▶ _Description of the task_: Word for word, restate every line of the listing that follows.

- - - - -

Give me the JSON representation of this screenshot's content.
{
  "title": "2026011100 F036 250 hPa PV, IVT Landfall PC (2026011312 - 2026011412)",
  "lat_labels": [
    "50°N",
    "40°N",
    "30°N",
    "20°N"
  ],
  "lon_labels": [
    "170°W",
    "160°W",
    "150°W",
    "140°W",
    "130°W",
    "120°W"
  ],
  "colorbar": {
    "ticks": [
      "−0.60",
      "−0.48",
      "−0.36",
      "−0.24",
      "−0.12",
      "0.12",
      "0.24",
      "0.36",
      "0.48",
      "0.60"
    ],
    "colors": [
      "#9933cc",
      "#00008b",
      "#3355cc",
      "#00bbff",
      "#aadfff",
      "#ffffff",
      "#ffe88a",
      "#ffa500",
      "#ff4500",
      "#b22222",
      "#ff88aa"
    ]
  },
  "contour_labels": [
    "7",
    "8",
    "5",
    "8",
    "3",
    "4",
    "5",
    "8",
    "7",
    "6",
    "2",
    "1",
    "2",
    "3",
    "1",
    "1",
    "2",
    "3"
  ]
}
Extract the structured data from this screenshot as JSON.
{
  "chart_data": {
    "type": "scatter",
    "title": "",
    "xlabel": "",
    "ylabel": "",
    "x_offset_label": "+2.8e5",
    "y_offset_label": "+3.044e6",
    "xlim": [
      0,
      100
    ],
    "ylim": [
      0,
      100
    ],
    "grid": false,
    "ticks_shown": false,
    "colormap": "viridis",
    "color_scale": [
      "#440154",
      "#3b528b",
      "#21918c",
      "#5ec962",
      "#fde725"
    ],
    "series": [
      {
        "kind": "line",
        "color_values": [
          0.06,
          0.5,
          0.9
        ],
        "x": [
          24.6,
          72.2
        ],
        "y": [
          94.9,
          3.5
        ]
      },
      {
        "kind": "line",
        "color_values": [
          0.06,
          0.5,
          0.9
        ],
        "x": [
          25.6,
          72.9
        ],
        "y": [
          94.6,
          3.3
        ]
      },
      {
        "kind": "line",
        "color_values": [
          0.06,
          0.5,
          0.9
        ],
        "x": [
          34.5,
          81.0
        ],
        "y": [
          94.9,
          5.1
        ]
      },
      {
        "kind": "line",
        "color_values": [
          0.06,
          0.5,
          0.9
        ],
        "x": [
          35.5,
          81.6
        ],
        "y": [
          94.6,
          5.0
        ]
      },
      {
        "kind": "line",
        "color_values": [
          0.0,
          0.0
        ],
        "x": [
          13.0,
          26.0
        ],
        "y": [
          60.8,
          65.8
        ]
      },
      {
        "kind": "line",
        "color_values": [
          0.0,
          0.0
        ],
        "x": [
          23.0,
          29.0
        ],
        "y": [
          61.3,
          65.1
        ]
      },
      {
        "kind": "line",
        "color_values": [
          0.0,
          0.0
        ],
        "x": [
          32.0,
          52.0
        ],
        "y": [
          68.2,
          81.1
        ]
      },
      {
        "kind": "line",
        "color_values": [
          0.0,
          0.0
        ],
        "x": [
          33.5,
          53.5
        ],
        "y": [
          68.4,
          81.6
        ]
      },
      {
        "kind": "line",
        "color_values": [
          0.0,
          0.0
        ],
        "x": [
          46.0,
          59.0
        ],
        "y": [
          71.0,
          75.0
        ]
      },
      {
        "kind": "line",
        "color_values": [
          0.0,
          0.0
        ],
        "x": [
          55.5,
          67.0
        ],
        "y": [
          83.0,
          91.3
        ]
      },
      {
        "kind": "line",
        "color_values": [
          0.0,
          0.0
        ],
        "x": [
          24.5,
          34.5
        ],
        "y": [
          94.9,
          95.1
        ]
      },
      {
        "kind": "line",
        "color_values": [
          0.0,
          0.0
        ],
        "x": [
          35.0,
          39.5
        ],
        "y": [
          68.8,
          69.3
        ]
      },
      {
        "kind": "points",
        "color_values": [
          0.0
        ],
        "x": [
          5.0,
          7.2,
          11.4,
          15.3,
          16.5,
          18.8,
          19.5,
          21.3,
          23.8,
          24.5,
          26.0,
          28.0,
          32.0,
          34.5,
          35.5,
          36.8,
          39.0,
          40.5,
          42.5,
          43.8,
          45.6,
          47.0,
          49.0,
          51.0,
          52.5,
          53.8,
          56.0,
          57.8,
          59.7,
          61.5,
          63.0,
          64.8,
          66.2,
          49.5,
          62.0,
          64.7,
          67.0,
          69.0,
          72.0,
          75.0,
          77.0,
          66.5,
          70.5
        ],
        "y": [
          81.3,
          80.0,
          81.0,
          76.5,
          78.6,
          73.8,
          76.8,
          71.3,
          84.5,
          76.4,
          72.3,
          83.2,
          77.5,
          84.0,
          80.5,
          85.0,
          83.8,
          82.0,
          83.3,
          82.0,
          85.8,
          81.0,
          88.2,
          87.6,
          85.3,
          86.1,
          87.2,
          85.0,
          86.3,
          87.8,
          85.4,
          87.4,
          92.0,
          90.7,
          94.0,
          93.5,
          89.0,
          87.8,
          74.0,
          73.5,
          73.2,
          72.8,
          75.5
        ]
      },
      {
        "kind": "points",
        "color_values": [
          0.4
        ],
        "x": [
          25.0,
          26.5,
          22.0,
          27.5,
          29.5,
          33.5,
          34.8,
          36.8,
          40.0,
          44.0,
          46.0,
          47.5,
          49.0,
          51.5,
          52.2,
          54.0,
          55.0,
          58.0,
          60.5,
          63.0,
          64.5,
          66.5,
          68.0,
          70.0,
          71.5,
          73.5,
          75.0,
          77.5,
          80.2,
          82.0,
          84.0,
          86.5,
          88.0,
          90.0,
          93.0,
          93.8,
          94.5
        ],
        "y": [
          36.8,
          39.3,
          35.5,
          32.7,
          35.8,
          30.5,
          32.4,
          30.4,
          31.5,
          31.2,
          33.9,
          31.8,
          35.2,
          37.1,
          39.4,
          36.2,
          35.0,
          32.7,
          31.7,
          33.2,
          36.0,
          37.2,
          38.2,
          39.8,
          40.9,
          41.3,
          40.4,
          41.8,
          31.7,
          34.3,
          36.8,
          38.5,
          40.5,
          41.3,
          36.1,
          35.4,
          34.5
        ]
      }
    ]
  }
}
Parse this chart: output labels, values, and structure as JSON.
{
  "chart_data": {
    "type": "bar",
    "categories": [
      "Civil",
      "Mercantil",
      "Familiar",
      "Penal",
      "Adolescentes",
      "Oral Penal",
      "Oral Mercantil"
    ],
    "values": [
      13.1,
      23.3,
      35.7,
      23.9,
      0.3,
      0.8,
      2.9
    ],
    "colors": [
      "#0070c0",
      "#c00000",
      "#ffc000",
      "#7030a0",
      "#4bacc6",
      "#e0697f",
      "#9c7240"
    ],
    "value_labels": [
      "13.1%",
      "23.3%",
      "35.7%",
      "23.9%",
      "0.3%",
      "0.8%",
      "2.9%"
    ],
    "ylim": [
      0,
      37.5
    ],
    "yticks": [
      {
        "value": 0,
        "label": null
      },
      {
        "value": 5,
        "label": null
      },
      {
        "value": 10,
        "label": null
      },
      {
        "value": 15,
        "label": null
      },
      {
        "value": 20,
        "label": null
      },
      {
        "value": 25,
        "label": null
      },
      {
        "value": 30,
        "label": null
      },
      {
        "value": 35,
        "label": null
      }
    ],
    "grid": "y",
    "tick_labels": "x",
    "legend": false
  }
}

- - - - -

▶ _Response to the task_:
Give me the JSON representation of this screenshot's content.
{
  "title": "2026011100 F036 250 hPa PV, IVT Landfall PC (2026011312 - 2026011412)",
  "lat_labels": [
    "50°N",
    "40°N",
    "30°N",
    "20°N"
  ],
  "lon_labels": [
    "170°W",
    "160°W",
    "150°W",
    "140°W",
    "130°W",
    "120°W"
  ],
  "colorbar": {
    "ticks": [
      "−0.60",
      "−0.48",
      "−0.36",
      "−0.24",
      "−0.12",
      "0.12",
      "0.24",
      "0.36",
      "0.48",
      "0.60"
    ],
    "colors": [
      "#9933cc",
      "#00008b",
      "#3355cc",
      "#00bbff",
      "#aadfff",
      "#ffffff",
      "#ffe88a",
      "#ffa500",
      "#ff4500",
      "#b22222",
      "#ff88aa"
    ]
  },
  "contour_labels": [
    "7",
    "8",
    "5",
    "8",
    "3",
    "4",
    "5",
    "8",
    "7",
    "6",
    "2",
    "1",
    "2",
    "3",
    "1",
    "1",
    "2",
    "3"
  ]
}
Extract the structured data from this screenshot as JSON.
{
  "chart_data": {
    "type": "scatter",
    "title": "",
    "xlabel": "",
    "ylabel": "",
    "x_offset_label": "+2.8e5",
    "y_offset_label": "+3.044e6",
    "xlim": [
      0,
      100
    ],
    "ylim": [
      0,
      100
    ],
    "grid": false,
    "ticks_shown": false,
    "colormap": "viridis",
    "color_scale": [
      "#440154",
      "#3b528b",
      "#21918c",
      "#5ec962",
      "#fde725"
    ],
    "series": [
      {
        "kind": "line",
        "color_values": [
          0.06,
          0.5,
          0.9
        ],
        "x": [
          24.6,
          72.2
        ],
        "y": [
          94.9,
          3.5
        ]
      },
      {
        "kind": "line",
        "color_values": [
          0.06,
          0.5,
          0.9
        ],
        "x": [
          25.6,
          72.9
        ],
        "y": [
          94.6,
          3.3
        ]
      },
      {
        "kind": "line",
        "color_values": [
          0.06,
          0.5,
          0.9
        ],
        "x": [
          34.5,
          81.0
        ],
        "y": [
          94.9,
          5.1
        ]
      },
      {
        "kind": "line",
        "color_values": [
          0.06,
          0.5,
          0.9
        ],
        "x": [
          35.5,
          81.6
        ],
        "y": [
          94.6,
          5.0
        ]
      },
      {
        "kind": "line",
        "color_values": [
          0.0,
          0.0
        ],
        "x": [
          13.0,
          26.0
        ],
        "y": [
          60.8,
          65.8
        ]
      },
      {
        "kind": "line",
        "color_values": [
          0.0,
          0.0
        ],
        "x": [
          23.0,
          29.0
        ],
        "y": [
          61.3,
          65.1
        ]
      },
      {
        "kind": "line",
        "color_values": [
          0.0,
          0.0
        ],
        "x": [
          32.0,
          52.0
        ],
        "y": [
          68.2,
          81.1
        ]
      },
      {
        "kind": "line",
        "color_values": [
          0.0,
          0.0
        ],
        "x": [
          33.5,
          53.5
        ],
        "y": [
          68.4,
          81.6
        ]
      },
      {
        "kind": "line",
        "color_values": [
          0.0,
          0.0
        ],
        "x": [
          46.0,
          59.0
        ],
        "y": [
          71.0,
          75.0
        ]
      },
      {
        "kind": "line",
        "color_values": [
          0.0,
          0.0
        ],
        "x": [
          55.5,
          67.0
        ],
        "y": [
          83.0,
          91.3
        ]
      },
      {
        "kind": "line",
        "color_values": [
          0.0,
          0.0
        ],
        "x": [
          24.5,
          34.5
        ],
        "y": [
          94.9,
          95.1
        ]
      },
      {
        "kind": "line",
        "color_values": [
          0.0,
          0.0
        ],
        "x": [
          35.0,
          39.5
        ],
        "y": [
          68.8,
          69.3
        ]
      },
      {
        "kind": "points",
        "color_values": [
          0.0
        ],
        "x": [
          5.0,
          7.2,
          11.4,
          15.3,
          16.5,
          18.8,
          19.5,
          21.3,
          23.8,
          24.5,
          26.0,
          28.0,
          32.0,
          34.5,
          35.5,
          36.8,
          39.0,
          40.5,
          42.5,
          43.8,
          45.6,
          47.0,
          49.0,
          51.0,
          52.5,
          53.8,
          56.0,
          57.8,
          59.7,
          61.5,
          63.0,
          64.8,
          66.2,
          49.5,
          62.0,
          64.7,
          67.0,
          69.0,
          72.0,
          75.0,
          77.0,
          66.5,
          70.5
        ],
        "y": [
          81.3,
          80.0,
          81.0,
          76.5,
          78.6,
          73.8,
          76.8,
          71.3,
          84.5,
          76.4,
          72.3,
          83.2,
          77.5,
          84.0,
          80.5,
          85.0,
          83.8,
          82.0,
          83.3,
          82.0,
          85.8,
          81.0,
          88.2,
          87.6,
          85.3,
          86.1,
          87.2,
          85.0,
          86.3,
          87.8,
          85.4,
          87.4,
          92.0,
          90.7,
          94.0,
          93.5,
          89.0,
          87.8,
          74.0,
          73.5,
          73.2,
          72.8,
          75.5
        ]
      },
      {
        "kind": "points",
        "color_values": [
          0.4
        ],
        "x": [
          25.0,
          26.5,
          22.0,
          27.5,
          29.5,
          33.5,
          34.8,
          36.8,
          40.0,
          44.0,
          46.0,
          47.5,
          49.0,
          51.5,
          52.2,
          54.0,
          55.0,
          58.0,
          60.5,
          63.0,
          64.5,
          66.5,
          68.0,
          70.0,
          71.5,
          73.5,
          75.0,
          77.5,
          80.2,
          82.0,
          84.0,
          86.5,
          88.0,
          90.0,
          93.0,
          93.8,
          94.5
        ],
        "y": [
          36.8,
          39.3,
          35.5,
          32.7,
          35.8,
          30.5,
          32.4,
          30.4,
          31.5,
          31.2,
          33.9,
          31.8,
          35.2,
          37.1,
          39.4,
          36.2,
          35.0,
          32.7,
          31.7,
          33.2,
          36.0,
          37.2,
          38.2,
          39.8,
          40.9,
          41.3,
          40.4,
          41.8,
          31.7,
          34.3,
          36.8,
          38.5,
          40.5,
          41.3,
          36.1,
          35.4,
          34.5
        ]
      }
    ]
  }
}
Parse this chart: output labels, values, and structure as JSON.
{
  "chart_data": {
    "type": "bar",
    "categories": [
      "Civil",
      "Mercantil",
      "Familiar",
      "Penal",
      "Adolescentes",
      "Oral Penal",
      "Oral Mercantil"
    ],
    "values": [
      13.1,
      23.3,
      35.7,
      23.9,
      0.3,
      0.8,
      2.9
    ],
    "colors": [
      "#0070c0",
      "#c00000",
      "#ffc000",
      "#7030a0",
      "#4bacc6",
      "#e0697f",
      "#9c7240"
    ],
    "value_labels": [
      "13.1%",
      "23.3%",
      "35.7%",
      "23.9%",
      "0.3%",
      "0.8%",
      "2.9%"
    ],
    "ylim": [
      0,
      37.5
    ],
    "yticks": [
      {
        "value": 0,
        "label": null
      },
      {
        "value": 5,
        "label": null
      },
      {
        "value": 10,
        "label": null
      },
      {
        "value": 15,
        "label": null
      },
      {
        "value": 20,
        "label": null
      },
      {
        "value": 25,
        "label": null
      },
      {
        "value": 30,
        "label": null
      },
      {
        "value": 35,
        "label": null
      }
    ],
    "grid": "y",
    "tick_labels": "x",
    "legend": false
  }
}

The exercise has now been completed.